The task: Give back the full listing verbatim, apart from its images.
>>
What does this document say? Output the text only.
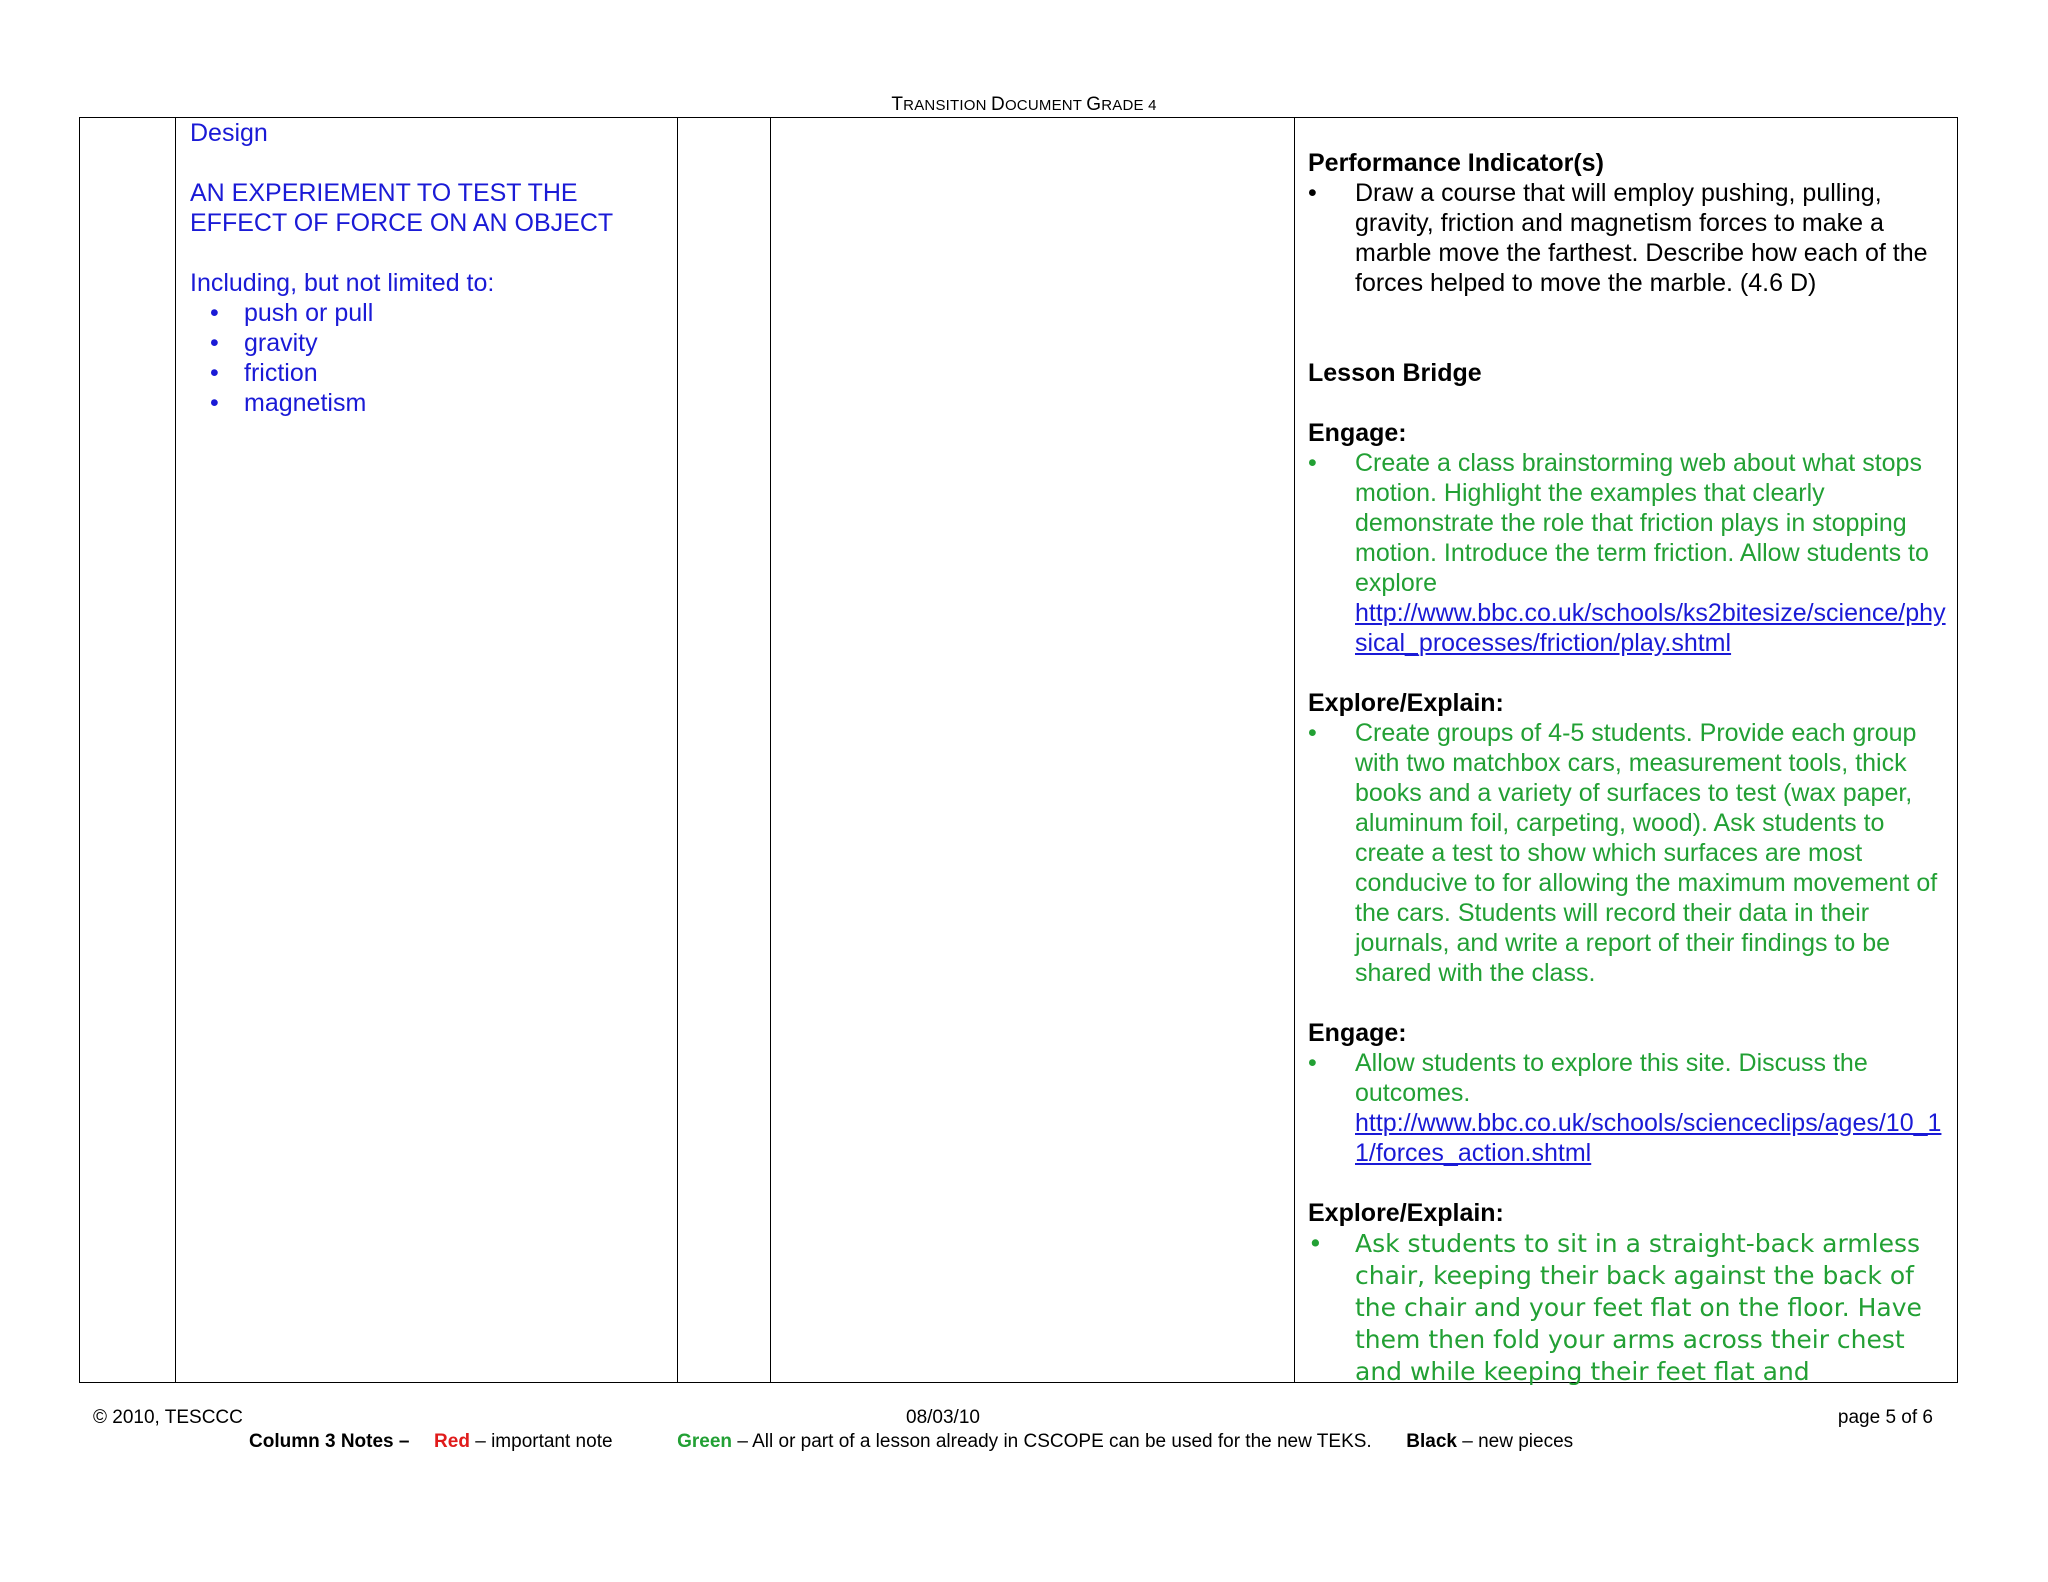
TRANSITION DOCUMENT GRADE 4
Design
AN EXPERIEMENT TO TEST THE
EFFECT OF FORCE ON AN OBJECT
Including, but not limited to:
• push or pull
• gravity
• friction
• magnetism
Performance Indicator(s)
• Draw a course that will employ pushing, pulling, gravity, friction and magnetism forces to make a marble move the farthest. Describe how each of the forces helped to move the marble. (4.6 D)
Lesson Bridge
Engage:
• Create a class brainstorming web about what stops motion. Highlight the examples that clearly demonstrate the role that friction plays in stopping motion. Introduce the term friction. Allow students to explore
http://www.bbc.co.uk/schools/ks2bitesize/science/physical_processes/friction/play.shtml
Explore/Explain:
• Create groups of 4-5 students. Provide each group with two matchbox cars, measurement tools, thick books and a variety of surfaces to test (wax paper, aluminum foil, carpeting, wood). Ask students to create a test to show which surfaces are most conducive to for allowing the maximum movement of the cars. Students will record their data in their journals, and write a report of their findings to be shared with the class.
Engage:
• Allow students to explore this site. Discuss the outcomes.
http://www.bbc.co.uk/schools/scienceclips/ages/10_11/forces_action.shtml
Explore/Explain:
• Ask students to sit in a straight-back armless chair, keeping their back against the back of the chair and your feet flat on the floor. Have them then fold your arms across their chest and while keeping their feet flat and
© 2010, TESCCC	08/03/10	page 5 of 6
Column 3 Notes – Red – important note	Green – All or part of a lesson already in CSCOPE can be used for the new TEKS. Black – new pieces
<<
Output for this exercise:
What does this document say? Output the text only.
TRANSITION DOCUMENT GRADE 4
Design
AN EXPERIEMENT TO TEST THE
EFFECT OF FORCE ON AN OBJECT
Including, but not limited to:
• push or pull
• gravity
• friction
• magnetism
Performance Indicator(s)
• Draw a course that will employ pushing, pulling, gravity, friction and magnetism forces to make a marble move the farthest. Describe how each of the forces helped to move the marble. (4.6 D)
Lesson Bridge
Engage:
• Create a class brainstorming web about what stops motion. Highlight the examples that clearly demonstrate the role that friction plays in stopping motion. Introduce the term friction. Allow students to explore
http://www.bbc.co.uk/schools/ks2bitesize/science/physical_processes/friction/play.shtml
Explore/Explain:
• Create groups of 4-5 students. Provide each group with two matchbox cars, measurement tools, thick books and a variety of surfaces to test (wax paper, aluminum foil, carpeting, wood). Ask students to create a test to show which surfaces are most conducive to for allowing the maximum movement of the cars. Students will record their data in their journals, and write a report of their findings to be shared with the class.
Engage:
• Allow students to explore this site. Discuss the outcomes.
http://www.bbc.co.uk/schools/scienceclips/ages/10_11/forces_action.shtml
Explore/Explain:
• Ask students to sit in a straight-back armless chair, keeping their back against the back of the chair and your feet flat on the floor. Have them then fold your arms across their chest and while keeping their feet flat and
© 2010, TESCCC	08/03/10	page 5 of 6
Column 3 Notes – Red – important note	Green – All or part of a lesson already in CSCOPE can be used for the new TEKS. Black – new pieces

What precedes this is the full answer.